▶ **TASK DESCRIPTION**
Return every line below in which "title" appears.

▶ **INPUT MATERIAL**

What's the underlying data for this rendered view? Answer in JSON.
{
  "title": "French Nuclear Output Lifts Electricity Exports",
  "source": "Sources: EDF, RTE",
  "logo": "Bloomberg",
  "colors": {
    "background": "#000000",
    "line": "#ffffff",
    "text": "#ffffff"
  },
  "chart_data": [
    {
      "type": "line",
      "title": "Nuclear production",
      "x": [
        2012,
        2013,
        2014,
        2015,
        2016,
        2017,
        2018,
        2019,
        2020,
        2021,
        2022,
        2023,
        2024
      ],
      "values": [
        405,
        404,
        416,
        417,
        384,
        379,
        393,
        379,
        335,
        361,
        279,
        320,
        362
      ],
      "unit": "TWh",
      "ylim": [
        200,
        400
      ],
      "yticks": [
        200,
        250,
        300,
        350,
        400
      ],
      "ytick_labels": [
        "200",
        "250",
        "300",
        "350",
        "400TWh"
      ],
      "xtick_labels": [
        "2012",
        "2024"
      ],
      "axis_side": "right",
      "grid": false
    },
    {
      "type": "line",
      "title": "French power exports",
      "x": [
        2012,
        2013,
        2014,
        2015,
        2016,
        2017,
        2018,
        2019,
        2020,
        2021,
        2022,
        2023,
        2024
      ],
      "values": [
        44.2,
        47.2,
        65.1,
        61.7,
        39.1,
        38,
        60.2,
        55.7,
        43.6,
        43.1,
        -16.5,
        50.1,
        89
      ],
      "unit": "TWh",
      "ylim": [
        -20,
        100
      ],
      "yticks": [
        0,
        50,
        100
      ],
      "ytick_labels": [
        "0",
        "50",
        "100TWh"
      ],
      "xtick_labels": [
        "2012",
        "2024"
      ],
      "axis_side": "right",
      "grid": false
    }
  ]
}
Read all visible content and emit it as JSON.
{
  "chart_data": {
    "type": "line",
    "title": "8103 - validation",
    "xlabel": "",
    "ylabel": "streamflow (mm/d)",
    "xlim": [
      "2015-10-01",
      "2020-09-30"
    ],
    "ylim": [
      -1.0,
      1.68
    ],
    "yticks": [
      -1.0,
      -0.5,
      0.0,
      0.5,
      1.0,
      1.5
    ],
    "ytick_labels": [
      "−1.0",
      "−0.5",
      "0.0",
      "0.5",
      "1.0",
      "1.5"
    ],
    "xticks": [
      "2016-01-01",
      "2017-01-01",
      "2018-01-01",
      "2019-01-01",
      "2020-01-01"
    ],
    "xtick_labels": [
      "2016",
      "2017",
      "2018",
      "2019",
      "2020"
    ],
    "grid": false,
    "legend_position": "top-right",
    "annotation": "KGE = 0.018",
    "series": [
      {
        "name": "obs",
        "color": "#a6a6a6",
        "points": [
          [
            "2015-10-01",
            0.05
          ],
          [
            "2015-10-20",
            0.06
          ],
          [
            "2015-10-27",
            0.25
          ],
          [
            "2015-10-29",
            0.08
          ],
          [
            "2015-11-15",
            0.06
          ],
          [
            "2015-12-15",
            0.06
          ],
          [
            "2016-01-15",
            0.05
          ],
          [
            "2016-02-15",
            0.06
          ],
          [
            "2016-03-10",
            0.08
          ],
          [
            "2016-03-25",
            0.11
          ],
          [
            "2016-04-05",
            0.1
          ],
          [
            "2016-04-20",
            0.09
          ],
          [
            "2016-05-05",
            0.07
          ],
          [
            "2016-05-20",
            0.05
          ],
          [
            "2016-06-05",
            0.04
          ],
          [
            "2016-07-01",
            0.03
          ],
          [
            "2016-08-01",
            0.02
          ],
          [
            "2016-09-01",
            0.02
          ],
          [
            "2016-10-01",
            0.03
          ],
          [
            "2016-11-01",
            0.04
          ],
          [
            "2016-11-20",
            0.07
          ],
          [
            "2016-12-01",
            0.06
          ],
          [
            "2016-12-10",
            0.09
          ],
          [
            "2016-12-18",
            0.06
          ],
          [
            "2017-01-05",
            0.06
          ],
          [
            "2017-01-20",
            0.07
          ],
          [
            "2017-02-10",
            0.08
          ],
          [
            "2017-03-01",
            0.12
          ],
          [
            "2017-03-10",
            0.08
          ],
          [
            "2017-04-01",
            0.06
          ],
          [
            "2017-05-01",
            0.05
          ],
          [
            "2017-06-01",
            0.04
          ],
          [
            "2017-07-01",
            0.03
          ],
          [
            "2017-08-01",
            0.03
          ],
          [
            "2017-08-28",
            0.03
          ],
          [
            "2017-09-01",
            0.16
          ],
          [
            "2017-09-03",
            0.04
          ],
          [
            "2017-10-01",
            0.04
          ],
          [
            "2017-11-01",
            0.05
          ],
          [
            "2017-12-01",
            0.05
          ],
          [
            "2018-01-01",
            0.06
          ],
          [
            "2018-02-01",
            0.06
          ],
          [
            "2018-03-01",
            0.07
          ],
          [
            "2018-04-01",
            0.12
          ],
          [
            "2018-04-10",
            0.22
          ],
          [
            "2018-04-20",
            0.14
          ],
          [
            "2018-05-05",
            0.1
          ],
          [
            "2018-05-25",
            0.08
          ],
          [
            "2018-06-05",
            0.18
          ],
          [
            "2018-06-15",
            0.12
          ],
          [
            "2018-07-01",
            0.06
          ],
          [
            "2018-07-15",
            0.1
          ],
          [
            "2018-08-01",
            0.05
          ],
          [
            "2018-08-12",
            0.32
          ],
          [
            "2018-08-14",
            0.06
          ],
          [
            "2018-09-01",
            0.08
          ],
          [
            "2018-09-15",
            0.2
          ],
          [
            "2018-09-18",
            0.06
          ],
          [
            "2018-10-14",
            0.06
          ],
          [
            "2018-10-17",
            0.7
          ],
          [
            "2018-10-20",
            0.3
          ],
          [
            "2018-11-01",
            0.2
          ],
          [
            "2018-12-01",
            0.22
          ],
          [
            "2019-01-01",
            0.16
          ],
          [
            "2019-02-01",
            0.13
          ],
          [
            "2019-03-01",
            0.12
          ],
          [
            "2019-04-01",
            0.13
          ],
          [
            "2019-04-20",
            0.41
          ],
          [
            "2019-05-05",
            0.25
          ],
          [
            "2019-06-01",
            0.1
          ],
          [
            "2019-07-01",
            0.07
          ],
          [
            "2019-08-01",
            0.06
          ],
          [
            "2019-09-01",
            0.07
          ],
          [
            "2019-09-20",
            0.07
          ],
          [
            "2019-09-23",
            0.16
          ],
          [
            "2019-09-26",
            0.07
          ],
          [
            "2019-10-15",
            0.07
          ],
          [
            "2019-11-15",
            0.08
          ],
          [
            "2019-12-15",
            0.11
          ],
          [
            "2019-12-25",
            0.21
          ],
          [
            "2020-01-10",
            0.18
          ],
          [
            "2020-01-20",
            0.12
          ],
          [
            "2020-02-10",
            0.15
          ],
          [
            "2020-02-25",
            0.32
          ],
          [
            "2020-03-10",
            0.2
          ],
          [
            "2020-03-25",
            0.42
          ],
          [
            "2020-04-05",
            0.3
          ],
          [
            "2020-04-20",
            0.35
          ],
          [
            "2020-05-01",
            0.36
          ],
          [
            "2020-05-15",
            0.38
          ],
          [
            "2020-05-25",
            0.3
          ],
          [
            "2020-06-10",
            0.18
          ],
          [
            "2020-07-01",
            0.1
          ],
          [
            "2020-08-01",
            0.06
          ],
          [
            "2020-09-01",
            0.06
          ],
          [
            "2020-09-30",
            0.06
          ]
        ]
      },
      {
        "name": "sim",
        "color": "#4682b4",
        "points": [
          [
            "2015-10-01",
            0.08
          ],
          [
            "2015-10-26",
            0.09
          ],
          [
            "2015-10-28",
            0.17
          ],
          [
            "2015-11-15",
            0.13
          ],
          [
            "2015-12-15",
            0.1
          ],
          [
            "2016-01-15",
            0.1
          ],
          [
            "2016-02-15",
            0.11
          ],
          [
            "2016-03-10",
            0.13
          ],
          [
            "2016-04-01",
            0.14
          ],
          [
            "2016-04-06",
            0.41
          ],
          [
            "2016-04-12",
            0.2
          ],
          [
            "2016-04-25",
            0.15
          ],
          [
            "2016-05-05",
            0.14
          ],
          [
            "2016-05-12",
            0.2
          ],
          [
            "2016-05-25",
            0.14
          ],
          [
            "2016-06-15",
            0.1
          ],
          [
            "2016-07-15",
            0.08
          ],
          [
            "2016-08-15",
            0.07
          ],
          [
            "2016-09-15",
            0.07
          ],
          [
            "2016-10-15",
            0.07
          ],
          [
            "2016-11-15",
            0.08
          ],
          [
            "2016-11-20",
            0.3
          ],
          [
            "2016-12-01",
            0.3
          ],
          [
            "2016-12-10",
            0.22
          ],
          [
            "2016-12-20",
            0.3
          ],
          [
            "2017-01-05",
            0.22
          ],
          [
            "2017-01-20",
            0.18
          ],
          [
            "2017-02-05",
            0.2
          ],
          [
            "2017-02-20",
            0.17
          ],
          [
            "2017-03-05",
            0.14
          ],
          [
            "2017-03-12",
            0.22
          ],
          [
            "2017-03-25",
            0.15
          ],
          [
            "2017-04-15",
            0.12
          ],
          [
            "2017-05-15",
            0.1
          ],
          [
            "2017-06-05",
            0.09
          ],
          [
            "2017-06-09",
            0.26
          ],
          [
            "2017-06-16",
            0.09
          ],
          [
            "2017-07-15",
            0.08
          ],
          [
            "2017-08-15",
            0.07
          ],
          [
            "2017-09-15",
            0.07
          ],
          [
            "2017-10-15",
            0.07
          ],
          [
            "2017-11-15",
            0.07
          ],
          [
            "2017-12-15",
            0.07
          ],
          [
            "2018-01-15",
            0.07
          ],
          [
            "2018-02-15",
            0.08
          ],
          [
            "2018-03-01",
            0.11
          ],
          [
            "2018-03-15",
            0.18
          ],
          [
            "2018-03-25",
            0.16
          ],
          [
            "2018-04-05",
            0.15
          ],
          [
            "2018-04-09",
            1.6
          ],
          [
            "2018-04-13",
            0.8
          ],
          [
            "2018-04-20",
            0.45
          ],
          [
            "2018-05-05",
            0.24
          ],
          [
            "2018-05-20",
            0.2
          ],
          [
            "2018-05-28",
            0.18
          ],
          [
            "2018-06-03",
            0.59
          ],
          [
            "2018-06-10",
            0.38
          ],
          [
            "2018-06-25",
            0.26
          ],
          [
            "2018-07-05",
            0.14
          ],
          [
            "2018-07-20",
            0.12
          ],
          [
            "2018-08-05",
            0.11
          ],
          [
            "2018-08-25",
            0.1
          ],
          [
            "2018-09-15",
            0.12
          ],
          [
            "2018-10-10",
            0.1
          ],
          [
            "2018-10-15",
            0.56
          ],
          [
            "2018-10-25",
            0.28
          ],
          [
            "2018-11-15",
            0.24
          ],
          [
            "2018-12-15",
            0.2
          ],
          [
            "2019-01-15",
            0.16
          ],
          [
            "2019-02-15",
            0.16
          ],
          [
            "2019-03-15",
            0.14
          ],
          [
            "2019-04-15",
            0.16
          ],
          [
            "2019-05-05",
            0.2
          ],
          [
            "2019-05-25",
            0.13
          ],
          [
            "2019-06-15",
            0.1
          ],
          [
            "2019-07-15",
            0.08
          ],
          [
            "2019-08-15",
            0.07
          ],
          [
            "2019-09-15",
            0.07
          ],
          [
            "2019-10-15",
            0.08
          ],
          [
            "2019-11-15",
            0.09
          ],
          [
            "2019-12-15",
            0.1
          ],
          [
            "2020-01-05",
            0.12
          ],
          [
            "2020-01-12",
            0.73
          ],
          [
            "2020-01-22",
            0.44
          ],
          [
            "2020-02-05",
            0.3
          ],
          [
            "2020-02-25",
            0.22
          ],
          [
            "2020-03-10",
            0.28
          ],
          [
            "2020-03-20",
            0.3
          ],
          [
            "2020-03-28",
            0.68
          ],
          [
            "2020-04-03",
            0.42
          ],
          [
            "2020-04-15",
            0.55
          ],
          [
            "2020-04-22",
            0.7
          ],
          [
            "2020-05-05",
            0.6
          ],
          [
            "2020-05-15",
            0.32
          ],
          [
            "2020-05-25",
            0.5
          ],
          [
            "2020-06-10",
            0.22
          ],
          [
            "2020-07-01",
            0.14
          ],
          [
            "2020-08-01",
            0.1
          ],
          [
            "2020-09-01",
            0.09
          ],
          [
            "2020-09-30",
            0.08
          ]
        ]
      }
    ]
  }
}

▶ **RESULT OF THE TASK**
  "title": "French Nuclear Output Lifts Electricity Exports",
      "title": "Nuclear production",
      "title": "French power exports",
    "title": "8103 - validation",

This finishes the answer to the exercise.